(Excerpt from a dataset)
++++++++
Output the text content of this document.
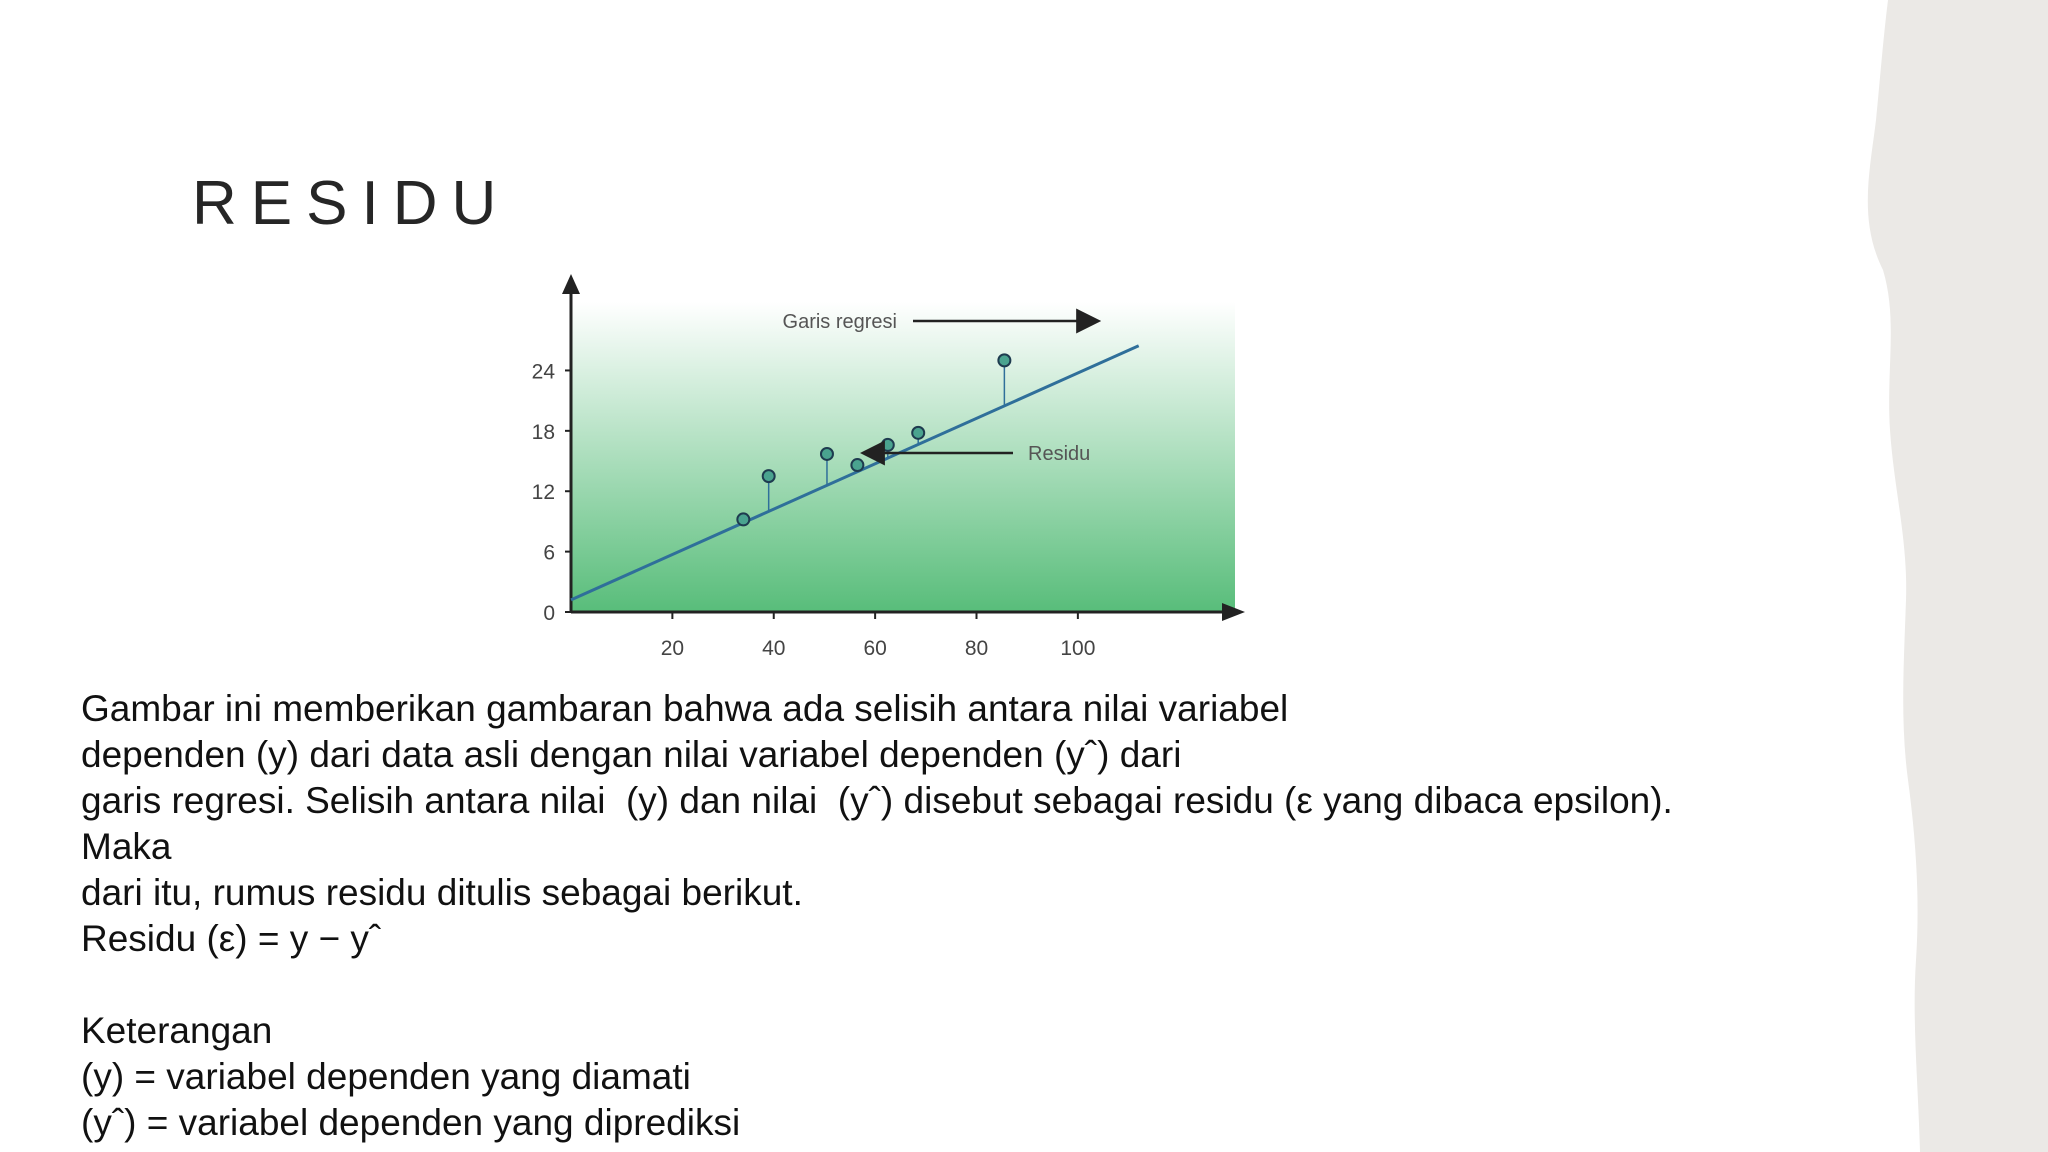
RESIDU
0
6
12
18
24
20	40	60	80	100
Garis regresi
Residu
Gambar ini memberikan gambaran bahwa ada selisih antara nilai variabel
dependen (y) dari data asli dengan nilai variabel dependen (yˆ) dari
garis regresi. Selisih antara nilai  (y) dan nilai  (yˆ) disebut sebagai residu (ε yang dibaca epsilon).
Maka
dari itu, rumus residu ditulis sebagai berikut.
Residu (ε) = y − yˆ
Keterangan
(y) = variabel dependen yang diamati
(yˆ) = variabel dependen yang diprediksi
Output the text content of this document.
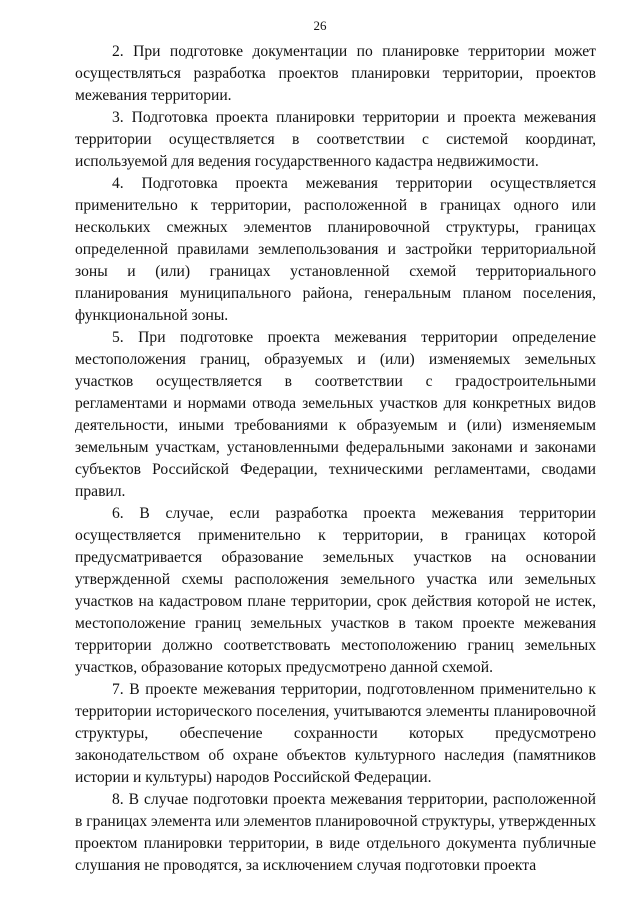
26

2. При подготовке документации по планировке территории может осуществляться разработка проектов планировки территории, проектов межевания территории.

3. Подготовка проекта планировки территории и проекта межевания территории осуществляется в соответствии с системой координат, используемой для ведения государственного кадастра недвижимости.

4. Подготовка проекта межевания территории осуществляется применительно к территории, расположенной в границах одного или нескольких смежных элементов планировочной структуры, границах определенной правилами землепользования и застройки территориальной зоны и (или) границах установленной схемой территориального планирования муниципального района, генеральным планом поселения, функциональной зоны.

5. При подготовке проекта межевания территории определение местоположения границ, образуемых и (или) изменяемых земельных участков осуществляется в соответствии с градостроительными регламентами и нормами отвода земельных участков для конкретных видов деятельности, иными требованиями к образуемым и (или) изменяемым земельным участкам, установленными федеральными законами и законами субъектов Российской Федерации, техническими регламентами, сводами правил.

6. В случае, если разработка проекта межевания территории осуществляется применительно к территории, в границах которой предусматривается образование земельных участков на основании утвержденной схемы расположения земельного участка или земельных участков на кадастровом плане территории, срок действия которой не истек, местоположение границ земельных участков в таком проекте межевания территории должно соответствовать местоположению границ земельных участков, образование которых предусмотрено данной схемой.

7. В проекте межевания территории, подготовленном применительно к территории исторического поселения, учитываются элементы планировочной структуры, обеспечение сохранности которых предусмотрено законодательством об охране объектов культурного наследия (памятников истории и культуры) народов Российской Федерации.

8. В случае подготовки проекта межевания территории, расположенной в границах элемента или элементов планировочной структуры, утвержденных проектом планировки территории, в виде отдельного документа публичные слушания не проводятся, за исключением случая подготовки проекта
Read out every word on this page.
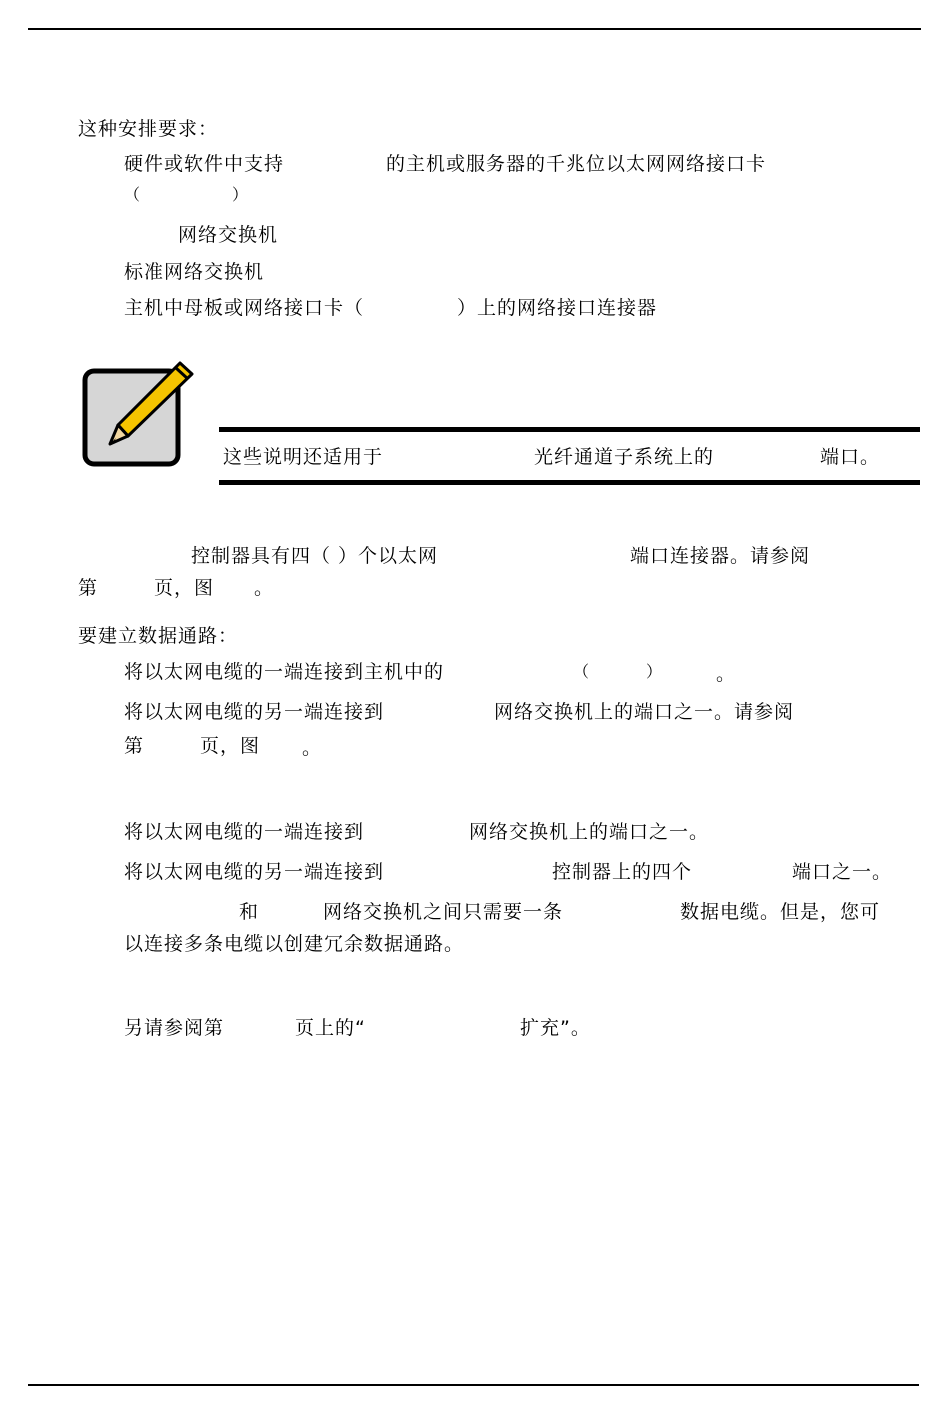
这种安排要求：
硬件或软件中支持	的主机或服务器的千兆位以太网网络接口卡
（	）
网络交换机
标准网络交换机
主机中母板或网络接口卡（	）上的网络接口连接器
这些说明还适用于	光纤通道子系统上的	端口。
控制器具有四（ ）个以太网	端口连接器。请参阅
第	页，图 。
要建立数据通路：
将以太网电缆的一端连接到主机中的	（	）	。
将以太网电缆的另一端连接到	网络交换机上的端口之一。请参阅
第	页，图 。
将以太网电缆的一端连接到	网络交换机上的端口之一。
将以太网电缆的另一端连接到	控制器上的四个	端口之一。
和	网络交换机之间只需要一条	数据电缆。但是，您可
以连接多条电缆以创建冗余数据通路。
另请参阅第	页上的“	扩充”。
++++++++
*Exercise*: In the entries above, find lines with "yang" and copy each.

*Worked answer*:
garis regresi. Selisih antara nilai  (y) dan nilai  (yˆ) disebut sebagai residu (ε yang dibaca epsilon).
(y) = variabel dependen yang diamati
(yˆ) = variabel dependen yang diprediksi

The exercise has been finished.